STORED DATA –
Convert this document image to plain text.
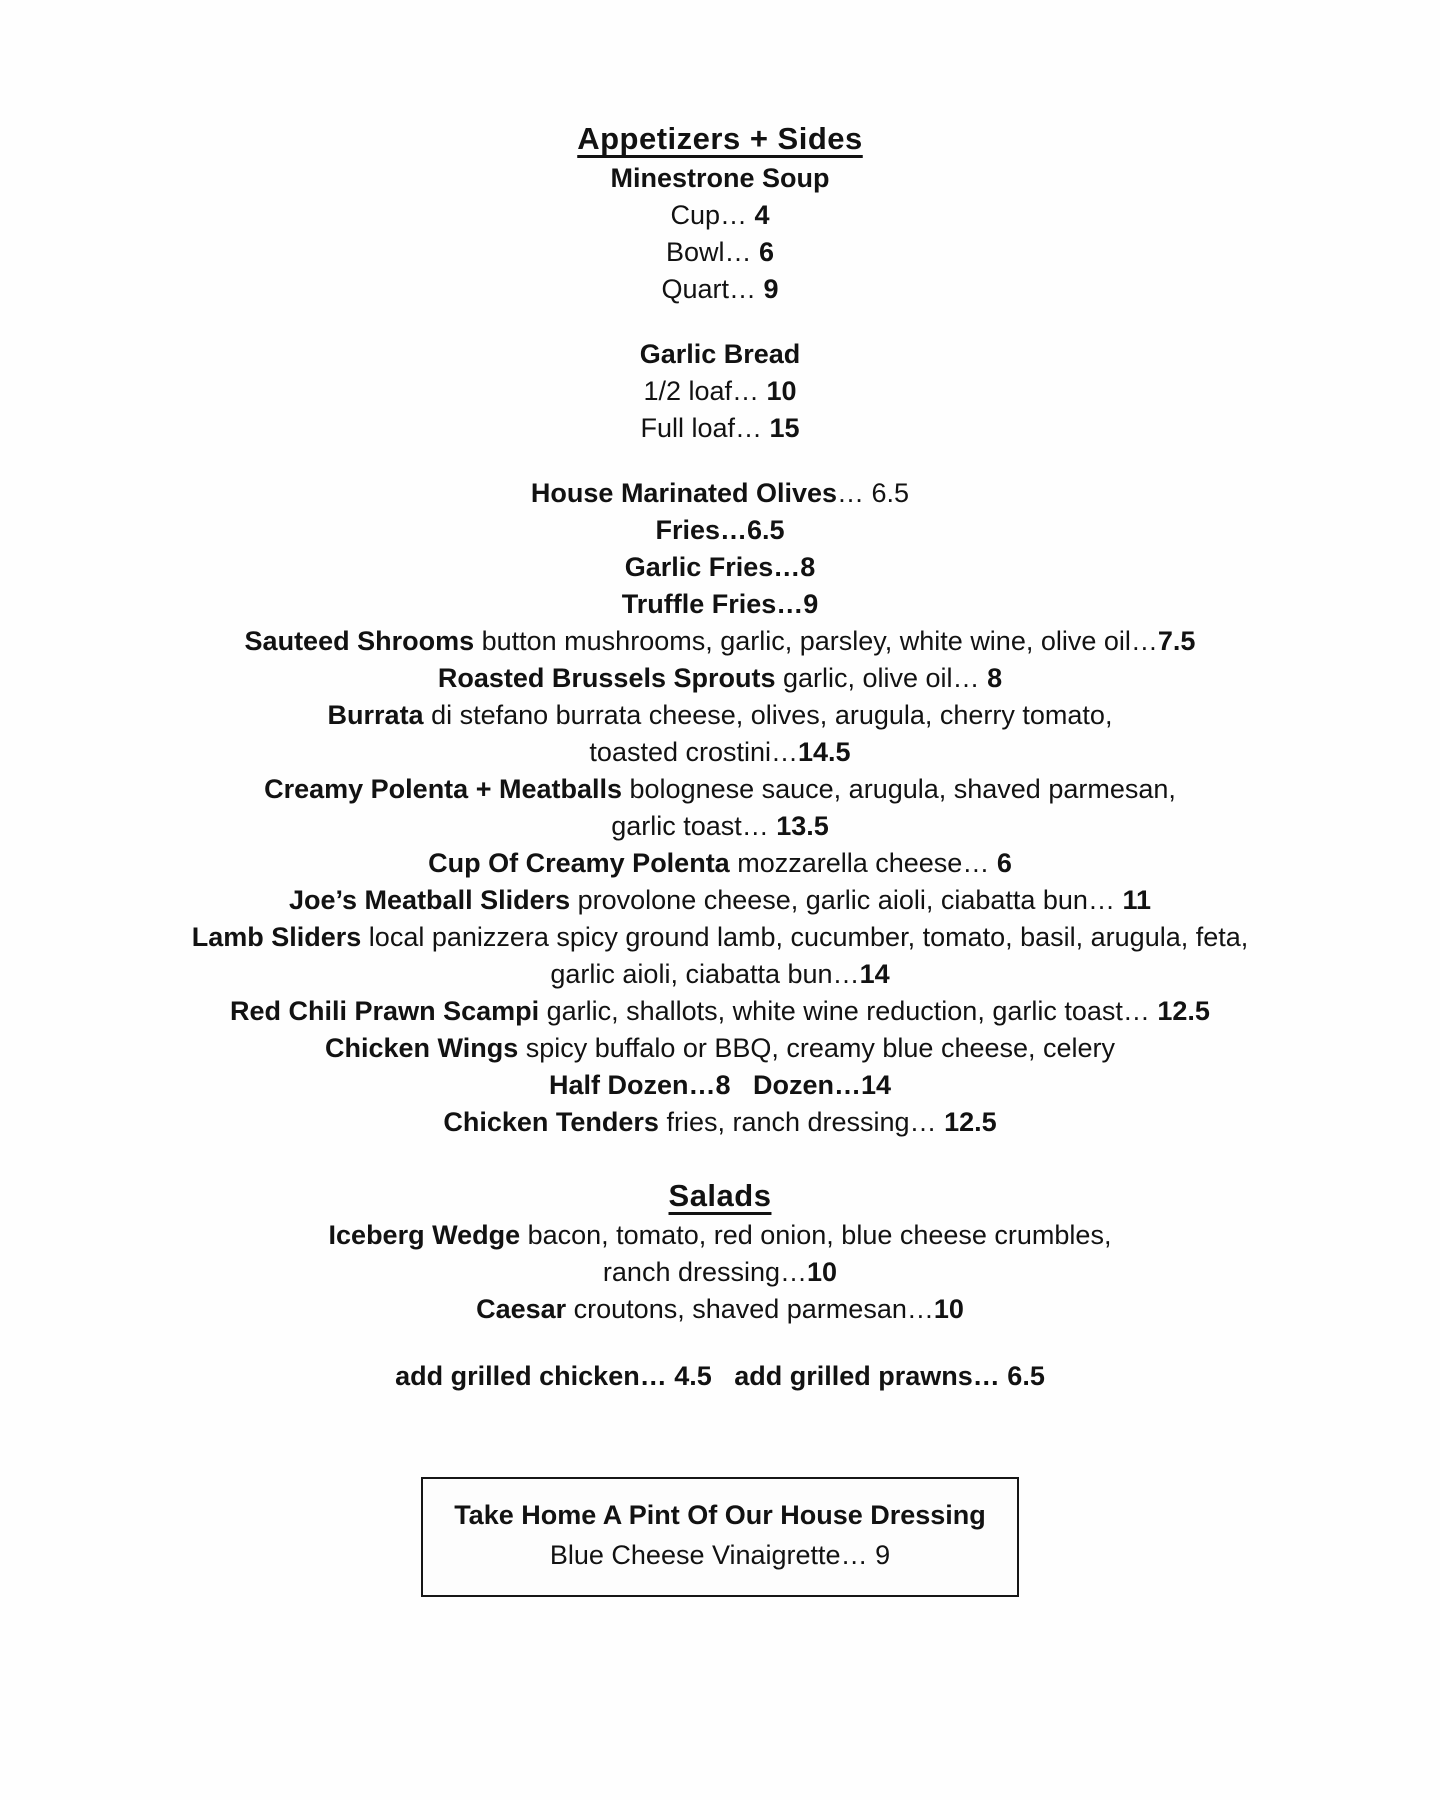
Appetizers + Sides
Minestrone Soup
Cup… 4
Bowl… 6
Quart… 9
Garlic Bread
1/2 loaf… 10
Full loaf… 15
House Marinated Olives… 6.5
Fries…6.5
Garlic Fries…8
Truffle Fries…9
Sauteed Shrooms button mushrooms, garlic, parsley, white wine, olive oil…7.5
Roasted Brussels Sprouts garlic, olive oil… 8
Burrata di stefano burrata cheese, olives, arugula, cherry tomato,
toasted crostini…14.5
Creamy Polenta + Meatballs bolognese sauce, arugula, shaved parmesan,
garlic toast… 13.5
Cup Of Creamy Polenta mozzarella cheese… 6
Joe’s Meatball Sliders provolone cheese, garlic aioli, ciabatta bun… 11
Lamb Sliders local panizzera spicy ground lamb, cucumber, tomato, basil, arugula, feta,
garlic aioli, ciabatta bun…14
Red Chili Prawn Scampi garlic, shallots, white wine reduction, garlic toast… 12.5
Chicken Wings spicy buffalo or BBQ, creamy blue cheese, celery
Half Dozen…8 Dozen…14
Chicken Tenders fries, ranch dressing… 12.5
Salads
Iceberg Wedge bacon, tomato, red onion, blue cheese crumbles,
ranch dressing…10
Caesar croutons, shaved parmesan…10
add grilled chicken… 4.5 add grilled prawns… 6.5
Take Home A Pint Of Our House Dressing
Blue Cheese Vinaigrette… 9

WHAT NEEDS TO BE DONE – Show the lines where the word "ciabatta" appears in the entries.

RESULT FOR THIS EXERCISE –
Joe’s Meatball Sliders provolone cheese, garlic aioli, ciabatta bun… 11
garlic aioli, ciabatta bun…14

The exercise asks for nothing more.